● **EXERCISE DESCRIPTION**: Restate the records below word for word, and omit the images they hold.

--- start PROVIDED DATA ---

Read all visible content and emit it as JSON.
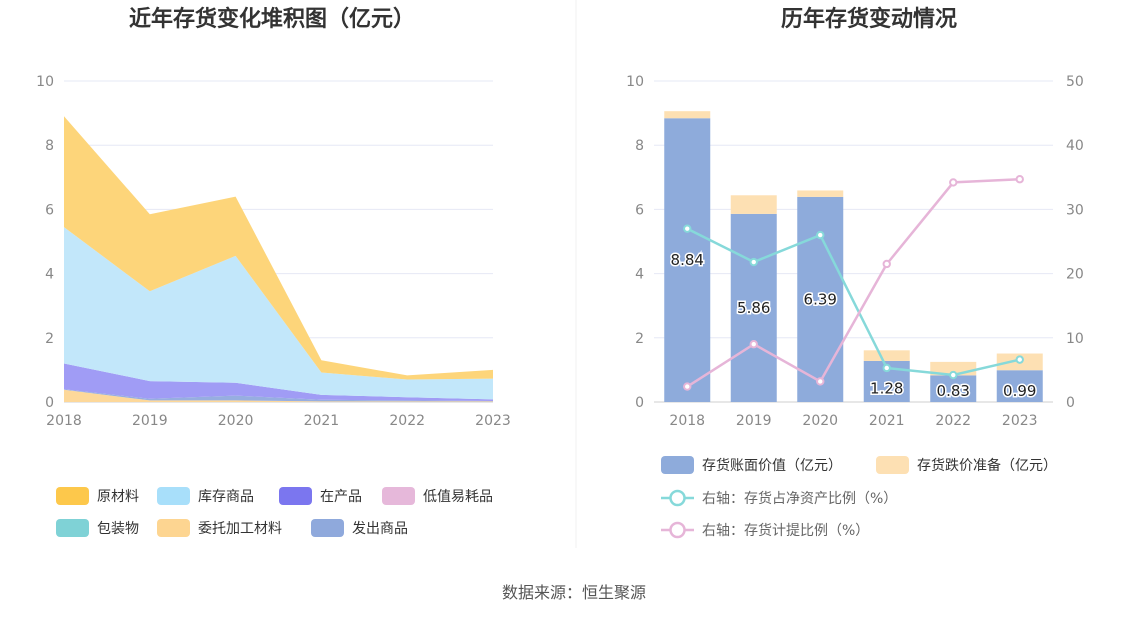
{
  "footer": {
    "source": "数据来源：恒生聚源"
  },
  "chart_data": [
    {
      "type": "area",
      "stacked": true,
      "title": "近年存货变化堆积图（亿元）",
      "x": [
        "2018",
        "2019",
        "2020",
        "2021",
        "2022",
        "2023"
      ],
      "ylim": [
        0,
        10
      ],
      "yticks": [
        0,
        2,
        4,
        6,
        8,
        10
      ],
      "grid": true,
      "legend_position": "bottom",
      "series": [
        {
          "name": "委托加工材料",
          "color": "#fdd89a",
          "values": [
            0.38,
            0.05,
            0.05,
            0.02,
            0.02,
            0.02
          ]
        },
        {
          "name": "发出商品",
          "color": "#97aee0",
          "values": [
            0.02,
            0.05,
            0.15,
            0.05,
            0.03,
            0.01
          ]
        },
        {
          "name": "包装物",
          "color": "#84d3d8",
          "values": [
            0.0,
            0.0,
            0.0,
            0.0,
            0.0,
            0.0
          ]
        },
        {
          "name": "低值易耗品",
          "color": "#e8b7da",
          "values": [
            0.0,
            0.0,
            0.0,
            0.0,
            0.0,
            0.0
          ]
        },
        {
          "name": "在产品",
          "color": "#a09cf5",
          "values": [
            0.8,
            0.55,
            0.4,
            0.15,
            0.1,
            0.05
          ]
        },
        {
          "name": "库存商品",
          "color": "#c2e7fa",
          "values": [
            4.25,
            2.8,
            3.95,
            0.7,
            0.55,
            0.65
          ]
        },
        {
          "name": "原材料",
          "color": "#fdd57a",
          "values": [
            3.45,
            2.4,
            1.85,
            0.38,
            0.13,
            0.27
          ]
        }
      ],
      "legend_order": [
        "原材料",
        "库存商品",
        "在产品",
        "低值易耗品",
        "包装物",
        "委托加工材料",
        "发出商品"
      ],
      "legend_colors": {
        "原材料": "#fdc84b",
        "库存商品": "#a8dffa",
        "在产品": "#7b76ef",
        "低值易耗品": "#e6b8da",
        "包装物": "#7fd2d6",
        "委托加工材料": "#fdd591",
        "发出商品": "#8fa9dc"
      }
    },
    {
      "type": "bar",
      "stacked": true,
      "title": "历年存货变动情况",
      "categories": [
        "2018",
        "2019",
        "2020",
        "2021",
        "2022",
        "2023"
      ],
      "ylim": [
        0,
        10
      ],
      "yticks": [
        0,
        2,
        4,
        6,
        8,
        10
      ],
      "y2lim": [
        0,
        50
      ],
      "y2ticks": [
        0,
        10,
        20,
        30,
        40,
        50
      ],
      "grid": true,
      "legend_position": "bottom",
      "series": [
        {
          "name": "存货账面价值（亿元）",
          "color": "#8eabdb",
          "values": [
            8.84,
            5.86,
            6.39,
            1.28,
            0.83,
            0.99
          ],
          "labels": [
            "8.84",
            "5.86",
            "6.39",
            "1.28",
            "0.83",
            "0.99"
          ]
        },
        {
          "name": "存货跌价准备（亿元）",
          "color": "#fde0b3",
          "values": [
            0.22,
            0.58,
            0.2,
            0.33,
            0.42,
            0.52
          ]
        }
      ],
      "line_series": [
        {
          "name": "右轴：存货占净资产比例（%）",
          "color": "#86d9da",
          "axis": "right",
          "values": [
            27.0,
            21.8,
            26.0,
            5.3,
            4.2,
            6.6
          ]
        },
        {
          "name": "右轴：存货计提比例（%）",
          "color": "#e6b5d8",
          "axis": "right",
          "values": [
            2.4,
            9.0,
            3.2,
            21.5,
            34.2,
            34.7
          ]
        }
      ]
    }
  ]
}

--- end PROVIDED DATA ---

● **RESPONSE TO THE EXERCISE**:
Read all visible content and emit it as JSON.
{
  "footer": {
    "source": "数据来源：恒生聚源"
  },
  "chart_data": [
    {
      "type": "area",
      "stacked": true,
      "title": "近年存货变化堆积图（亿元）",
      "x": [
        "2018",
        "2019",
        "2020",
        "2021",
        "2022",
        "2023"
      ],
      "ylim": [
        0,
        10
      ],
      "yticks": [
        0,
        2,
        4,
        6,
        8,
        10
      ],
      "grid": true,
      "legend_position": "bottom",
      "series": [
        {
          "name": "委托加工材料",
          "color": "#fdd89a",
          "values": [
            0.38,
            0.05,
            0.05,
            0.02,
            0.02,
            0.02
          ]
        },
        {
          "name": "发出商品",
          "color": "#97aee0",
          "values": [
            0.02,
            0.05,
            0.15,
            0.05,
            0.03,
            0.01
          ]
        },
        {
          "name": "包装物",
          "color": "#84d3d8",
          "values": [
            0.0,
            0.0,
            0.0,
            0.0,
            0.0,
            0.0
          ]
        },
        {
          "name": "低值易耗品",
          "color": "#e8b7da",
          "values": [
            0.0,
            0.0,
            0.0,
            0.0,
            0.0,
            0.0
          ]
        },
        {
          "name": "在产品",
          "color": "#a09cf5",
          "values": [
            0.8,
            0.55,
            0.4,
            0.15,
            0.1,
            0.05
          ]
        },
        {
          "name": "库存商品",
          "color": "#c2e7fa",
          "values": [
            4.25,
            2.8,
            3.95,
            0.7,
            0.55,
            0.65
          ]
        },
        {
          "name": "原材料",
          "color": "#fdd57a",
          "values": [
            3.45,
            2.4,
            1.85,
            0.38,
            0.13,
            0.27
          ]
        }
      ],
      "legend_order": [
        "原材料",
        "库存商品",
        "在产品",
        "低值易耗品",
        "包装物",
        "委托加工材料",
        "发出商品"
      ],
      "legend_colors": {
        "原材料": "#fdc84b",
        "库存商品": "#a8dffa",
        "在产品": "#7b76ef",
        "低值易耗品": "#e6b8da",
        "包装物": "#7fd2d6",
        "委托加工材料": "#fdd591",
        "发出商品": "#8fa9dc"
      }
    },
    {
      "type": "bar",
      "stacked": true,
      "title": "历年存货变动情况",
      "categories": [
        "2018",
        "2019",
        "2020",
        "2021",
        "2022",
        "2023"
      ],
      "ylim": [
        0,
        10
      ],
      "yticks": [
        0,
        2,
        4,
        6,
        8,
        10
      ],
      "y2lim": [
        0,
        50
      ],
      "y2ticks": [
        0,
        10,
        20,
        30,
        40,
        50
      ],
      "grid": true,
      "legend_position": "bottom",
      "series": [
        {
          "name": "存货账面价值（亿元）",
          "color": "#8eabdb",
          "values": [
            8.84,
            5.86,
            6.39,
            1.28,
            0.83,
            0.99
          ],
          "labels": [
            "8.84",
            "5.86",
            "6.39",
            "1.28",
            "0.83",
            "0.99"
          ]
        },
        {
          "name": "存货跌价准备（亿元）",
          "color": "#fde0b3",
          "values": [
            0.22,
            0.58,
            0.2,
            0.33,
            0.42,
            0.52
          ]
        }
      ],
      "line_series": [
        {
          "name": "右轴：存货占净资产比例（%）",
          "color": "#86d9da",
          "axis": "right",
          "values": [
            27.0,
            21.8,
            26.0,
            5.3,
            4.2,
            6.6
          ]
        },
        {
          "name": "右轴：存货计提比例（%）",
          "color": "#e6b5d8",
          "axis": "right",
          "values": [
            2.4,
            9.0,
            3.2,
            21.5,
            34.2,
            34.7
          ]
        }
      ]
    }
  ]
}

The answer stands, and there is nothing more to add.